Will you write out all the entries below exactly?

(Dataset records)
◆ ◆ ◆ ◆ ◆ ◆ ◆
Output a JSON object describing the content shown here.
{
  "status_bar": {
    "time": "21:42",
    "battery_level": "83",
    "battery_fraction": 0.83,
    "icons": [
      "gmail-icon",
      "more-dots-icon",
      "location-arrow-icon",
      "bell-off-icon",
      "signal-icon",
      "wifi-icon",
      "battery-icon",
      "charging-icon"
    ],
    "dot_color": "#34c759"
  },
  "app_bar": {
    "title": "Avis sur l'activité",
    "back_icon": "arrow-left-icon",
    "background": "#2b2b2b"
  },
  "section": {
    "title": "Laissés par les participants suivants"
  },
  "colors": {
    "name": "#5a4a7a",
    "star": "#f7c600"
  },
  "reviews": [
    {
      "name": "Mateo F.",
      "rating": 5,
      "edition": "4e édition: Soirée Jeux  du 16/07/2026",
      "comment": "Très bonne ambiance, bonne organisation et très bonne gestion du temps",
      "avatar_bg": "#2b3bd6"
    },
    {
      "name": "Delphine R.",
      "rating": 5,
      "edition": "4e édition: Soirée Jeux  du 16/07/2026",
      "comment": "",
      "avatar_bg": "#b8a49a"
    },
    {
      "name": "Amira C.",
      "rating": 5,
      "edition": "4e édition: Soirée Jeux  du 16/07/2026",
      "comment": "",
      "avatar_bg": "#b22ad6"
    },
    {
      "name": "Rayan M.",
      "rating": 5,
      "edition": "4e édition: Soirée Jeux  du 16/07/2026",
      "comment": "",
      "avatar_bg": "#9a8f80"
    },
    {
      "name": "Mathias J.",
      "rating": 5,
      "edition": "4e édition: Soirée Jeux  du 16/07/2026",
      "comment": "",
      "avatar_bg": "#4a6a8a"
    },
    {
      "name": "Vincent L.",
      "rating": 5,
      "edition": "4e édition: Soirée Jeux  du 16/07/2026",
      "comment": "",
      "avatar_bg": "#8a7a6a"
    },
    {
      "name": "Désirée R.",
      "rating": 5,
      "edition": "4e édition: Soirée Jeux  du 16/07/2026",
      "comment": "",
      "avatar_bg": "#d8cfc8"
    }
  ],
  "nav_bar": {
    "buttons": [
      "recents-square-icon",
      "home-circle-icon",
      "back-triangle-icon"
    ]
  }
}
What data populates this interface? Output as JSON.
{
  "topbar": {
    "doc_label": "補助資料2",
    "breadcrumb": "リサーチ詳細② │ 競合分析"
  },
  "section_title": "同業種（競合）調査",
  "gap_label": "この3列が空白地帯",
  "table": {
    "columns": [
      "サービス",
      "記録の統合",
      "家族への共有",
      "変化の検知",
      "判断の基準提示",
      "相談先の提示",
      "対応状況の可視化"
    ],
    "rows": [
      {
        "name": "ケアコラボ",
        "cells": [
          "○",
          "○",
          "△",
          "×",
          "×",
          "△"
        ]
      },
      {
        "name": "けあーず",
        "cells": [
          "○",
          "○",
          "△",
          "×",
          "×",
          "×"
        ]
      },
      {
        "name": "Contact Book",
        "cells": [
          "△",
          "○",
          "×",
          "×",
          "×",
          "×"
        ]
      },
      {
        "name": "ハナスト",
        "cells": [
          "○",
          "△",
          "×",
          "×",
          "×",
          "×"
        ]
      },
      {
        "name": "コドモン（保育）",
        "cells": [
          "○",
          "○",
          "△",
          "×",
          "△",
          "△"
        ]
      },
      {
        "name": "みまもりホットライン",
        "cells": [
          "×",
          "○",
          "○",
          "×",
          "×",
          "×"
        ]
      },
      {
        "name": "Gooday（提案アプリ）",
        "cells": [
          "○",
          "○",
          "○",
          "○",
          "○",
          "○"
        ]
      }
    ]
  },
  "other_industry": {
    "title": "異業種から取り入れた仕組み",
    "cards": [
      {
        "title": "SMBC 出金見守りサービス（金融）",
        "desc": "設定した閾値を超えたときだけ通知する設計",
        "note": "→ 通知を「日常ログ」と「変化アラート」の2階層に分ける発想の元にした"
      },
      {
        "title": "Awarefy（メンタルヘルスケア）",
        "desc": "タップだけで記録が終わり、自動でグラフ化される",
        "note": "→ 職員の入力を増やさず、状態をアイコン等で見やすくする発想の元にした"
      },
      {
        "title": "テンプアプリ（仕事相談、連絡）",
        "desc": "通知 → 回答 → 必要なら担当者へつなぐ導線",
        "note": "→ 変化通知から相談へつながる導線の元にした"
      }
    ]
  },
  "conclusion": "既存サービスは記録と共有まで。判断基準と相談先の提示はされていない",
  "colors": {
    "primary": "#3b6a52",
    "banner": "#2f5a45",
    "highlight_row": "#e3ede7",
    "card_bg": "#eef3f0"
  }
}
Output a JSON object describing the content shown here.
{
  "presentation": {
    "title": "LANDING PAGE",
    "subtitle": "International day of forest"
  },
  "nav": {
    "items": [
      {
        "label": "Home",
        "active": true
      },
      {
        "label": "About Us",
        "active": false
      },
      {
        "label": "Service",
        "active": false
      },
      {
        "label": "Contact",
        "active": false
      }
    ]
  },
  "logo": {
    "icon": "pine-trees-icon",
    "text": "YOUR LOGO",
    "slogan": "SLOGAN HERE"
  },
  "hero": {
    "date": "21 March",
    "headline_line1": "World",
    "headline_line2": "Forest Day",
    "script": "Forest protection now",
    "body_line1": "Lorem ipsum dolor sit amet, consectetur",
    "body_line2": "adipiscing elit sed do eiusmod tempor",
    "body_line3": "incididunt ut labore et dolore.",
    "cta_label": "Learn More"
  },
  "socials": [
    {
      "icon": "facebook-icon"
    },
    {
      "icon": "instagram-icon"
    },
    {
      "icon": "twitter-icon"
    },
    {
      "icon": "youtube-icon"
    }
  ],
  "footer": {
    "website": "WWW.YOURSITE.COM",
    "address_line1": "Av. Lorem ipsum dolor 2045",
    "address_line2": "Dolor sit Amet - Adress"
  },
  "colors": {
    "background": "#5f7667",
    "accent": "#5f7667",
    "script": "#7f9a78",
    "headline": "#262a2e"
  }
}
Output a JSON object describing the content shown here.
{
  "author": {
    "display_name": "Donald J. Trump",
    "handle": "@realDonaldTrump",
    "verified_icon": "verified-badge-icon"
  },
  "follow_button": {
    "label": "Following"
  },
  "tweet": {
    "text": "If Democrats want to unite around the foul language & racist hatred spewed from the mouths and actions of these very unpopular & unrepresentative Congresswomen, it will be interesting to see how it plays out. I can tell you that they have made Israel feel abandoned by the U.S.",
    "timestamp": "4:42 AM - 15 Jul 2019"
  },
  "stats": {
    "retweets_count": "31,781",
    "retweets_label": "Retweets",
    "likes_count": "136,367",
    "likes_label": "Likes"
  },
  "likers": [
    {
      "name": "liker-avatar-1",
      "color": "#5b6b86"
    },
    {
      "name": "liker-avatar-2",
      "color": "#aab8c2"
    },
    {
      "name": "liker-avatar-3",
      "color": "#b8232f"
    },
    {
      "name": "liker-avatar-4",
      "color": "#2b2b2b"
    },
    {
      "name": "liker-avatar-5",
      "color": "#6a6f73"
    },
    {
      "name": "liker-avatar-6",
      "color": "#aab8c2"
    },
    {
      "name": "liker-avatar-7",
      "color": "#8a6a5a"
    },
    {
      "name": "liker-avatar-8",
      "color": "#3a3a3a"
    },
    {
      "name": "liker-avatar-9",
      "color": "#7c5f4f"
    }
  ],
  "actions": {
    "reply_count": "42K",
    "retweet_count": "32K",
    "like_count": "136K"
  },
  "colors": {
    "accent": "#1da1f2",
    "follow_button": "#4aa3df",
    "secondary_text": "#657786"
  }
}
◆ ◆ ◆ ◆ ◆ ◆ ◆
RESULT OF THE EXERCISE >>
Output a JSON object describing the content shown here.
{
  "status_bar": {
    "time": "21:42",
    "battery_level": "83",
    "battery_fraction": 0.83,
    "icons": [
      "gmail-icon",
      "more-dots-icon",
      "location-arrow-icon",
      "bell-off-icon",
      "signal-icon",
      "wifi-icon",
      "battery-icon",
      "charging-icon"
    ],
    "dot_color": "#34c759"
  },
  "app_bar": {
    "title": "Avis sur l'activité",
    "back_icon": "arrow-left-icon",
    "background": "#2b2b2b"
  },
  "section": {
    "title": "Laissés par les participants suivants"
  },
  "colors": {
    "name": "#5a4a7a",
    "star": "#f7c600"
  },
  "reviews": [
    {
      "name": "Mateo F.",
      "rating": 5,
      "edition": "4e édition: Soirée Jeux  du 16/07/2026",
      "comment": "Très bonne ambiance, bonne organisation et très bonne gestion du temps",
      "avatar_bg": "#2b3bd6"
    },
    {
      "name": "Delphine R.",
      "rating": 5,
      "edition": "4e édition: Soirée Jeux  du 16/07/2026",
      "comment": "",
      "avatar_bg": "#b8a49a"
    },
    {
      "name": "Amira C.",
      "rating": 5,
      "edition": "4e édition: Soirée Jeux  du 16/07/2026",
      "comment": "",
      "avatar_bg": "#b22ad6"
    },
    {
      "name": "Rayan M.",
      "rating": 5,
      "edition": "4e édition: Soirée Jeux  du 16/07/2026",
      "comment": "",
      "avatar_bg": "#9a8f80"
    },
    {
      "name": "Mathias J.",
      "rating": 5,
      "edition": "4e édition: Soirée Jeux  du 16/07/2026",
      "comment": "",
      "avatar_bg": "#4a6a8a"
    },
    {
      "name": "Vincent L.",
      "rating": 5,
      "edition": "4e édition: Soirée Jeux  du 16/07/2026",
      "comment": "",
      "avatar_bg": "#8a7a6a"
    },
    {
      "name": "Désirée R.",
      "rating": 5,
      "edition": "4e édition: Soirée Jeux  du 16/07/2026",
      "comment": "",
      "avatar_bg": "#d8cfc8"
    }
  ],
  "nav_bar": {
    "buttons": [
      "recents-square-icon",
      "home-circle-icon",
      "back-triangle-icon"
    ]
  }
}
What data populates this interface? Output as JSON.
{
  "topbar": {
    "doc_label": "補助資料2",
    "breadcrumb": "リサーチ詳細② │ 競合分析"
  },
  "section_title": "同業種（競合）調査",
  "gap_label": "この3列が空白地帯",
  "table": {
    "columns": [
      "サービス",
      "記録の統合",
      "家族への共有",
      "変化の検知",
      "判断の基準提示",
      "相談先の提示",
      "対応状況の可視化"
    ],
    "rows": [
      {
        "name": "ケアコラボ",
        "cells": [
          "○",
          "○",
          "△",
          "×",
          "×",
          "△"
        ]
      },
      {
        "name": "けあーず",
        "cells": [
          "○",
          "○",
          "△",
          "×",
          "×",
          "×"
        ]
      },
      {
        "name": "Contact Book",
        "cells": [
          "△",
          "○",
          "×",
          "×",
          "×",
          "×"
        ]
      },
      {
        "name": "ハナスト",
        "cells": [
          "○",
          "△",
          "×",
          "×",
          "×",
          "×"
        ]
      },
      {
        "name": "コドモン（保育）",
        "cells": [
          "○",
          "○",
          "△",
          "×",
          "△",
          "△"
        ]
      },
      {
        "name": "みまもりホットライン",
        "cells": [
          "×",
          "○",
          "○",
          "×",
          "×",
          "×"
        ]
      },
      {
        "name": "Gooday（提案アプリ）",
        "cells": [
          "○",
          "○",
          "○",
          "○",
          "○",
          "○"
        ]
      }
    ]
  },
  "other_industry": {
    "title": "異業種から取り入れた仕組み",
    "cards": [
      {
        "title": "SMBC 出金見守りサービス（金融）",
        "desc": "設定した閾値を超えたときだけ通知する設計",
        "note": "→ 通知を「日常ログ」と「変化アラート」の2階層に分ける発想の元にした"
      },
      {
        "title": "Awarefy（メンタルヘルスケア）",
        "desc": "タップだけで記録が終わり、自動でグラフ化される",
        "note": "→ 職員の入力を増やさず、状態をアイコン等で見やすくする発想の元にした"
      },
      {
        "title": "テンプアプリ（仕事相談、連絡）",
        "desc": "通知 → 回答 → 必要なら担当者へつなぐ導線",
        "note": "→ 変化通知から相談へつながる導線の元にした"
      }
    ]
  },
  "conclusion": "既存サービスは記録と共有まで。判断基準と相談先の提示はされていない",
  "colors": {
    "primary": "#3b6a52",
    "banner": "#2f5a45",
    "highlight_row": "#e3ede7",
    "card_bg": "#eef3f0"
  }
}
Output a JSON object describing the content shown here.
{
  "presentation": {
    "title": "LANDING PAGE",
    "subtitle": "International day of forest"
  },
  "nav": {
    "items": [
      {
        "label": "Home",
        "active": true
      },
      {
        "label": "About Us",
        "active": false
      },
      {
        "label": "Service",
        "active": false
      },
      {
        "label": "Contact",
        "active": false
      }
    ]
  },
  "logo": {
    "icon": "pine-trees-icon",
    "text": "YOUR LOGO",
    "slogan": "SLOGAN HERE"
  },
  "hero": {
    "date": "21 March",
    "headline_line1": "World",
    "headline_line2": "Forest Day",
    "script": "Forest protection now",
    "body_line1": "Lorem ipsum dolor sit amet, consectetur",
    "body_line2": "adipiscing elit sed do eiusmod tempor",
    "body_line3": "incididunt ut labore et dolore.",
    "cta_label": "Learn More"
  },
  "socials": [
    {
      "icon": "facebook-icon"
    },
    {
      "icon": "instagram-icon"
    },
    {
      "icon": "twitter-icon"
    },
    {
      "icon": "youtube-icon"
    }
  ],
  "footer": {
    "website": "WWW.YOURSITE.COM",
    "address_line1": "Av. Lorem ipsum dolor 2045",
    "address_line2": "Dolor sit Amet - Adress"
  },
  "colors": {
    "background": "#5f7667",
    "accent": "#5f7667",
    "script": "#7f9a78",
    "headline": "#262a2e"
  }
}
Output a JSON object describing the content shown here.
{
  "author": {
    "display_name": "Donald J. Trump",
    "handle": "@realDonaldTrump",
    "verified_icon": "verified-badge-icon"
  },
  "follow_button": {
    "label": "Following"
  },
  "tweet": {
    "text": "If Democrats want to unite around the foul language & racist hatred spewed from the mouths and actions of these very unpopular & unrepresentative Congresswomen, it will be interesting to see how it plays out. I can tell you that they have made Israel feel abandoned by the U.S.",
    "timestamp": "4:42 AM - 15 Jul 2019"
  },
  "stats": {
    "retweets_count": "31,781",
    "retweets_label": "Retweets",
    "likes_count": "136,367",
    "likes_label": "Likes"
  },
  "likers": [
    {
      "name": "liker-avatar-1",
      "color": "#5b6b86"
    },
    {
      "name": "liker-avatar-2",
      "color": "#aab8c2"
    },
    {
      "name": "liker-avatar-3",
      "color": "#b8232f"
    },
    {
      "name": "liker-avatar-4",
      "color": "#2b2b2b"
    },
    {
      "name": "liker-avatar-5",
      "color": "#6a6f73"
    },
    {
      "name": "liker-avatar-6",
      "color": "#aab8c2"
    },
    {
      "name": "liker-avatar-7",
      "color": "#8a6a5a"
    },
    {
      "name": "liker-avatar-8",
      "color": "#3a3a3a"
    },
    {
      "name": "liker-avatar-9",
      "color": "#7c5f4f"
    }
  ],
  "actions": {
    "reply_count": "42K",
    "retweet_count": "32K",
    "like_count": "136K"
  },
  "colors": {
    "accent": "#1da1f2",
    "follow_button": "#4aa3df",
    "secondary_text": "#657786"
  }
}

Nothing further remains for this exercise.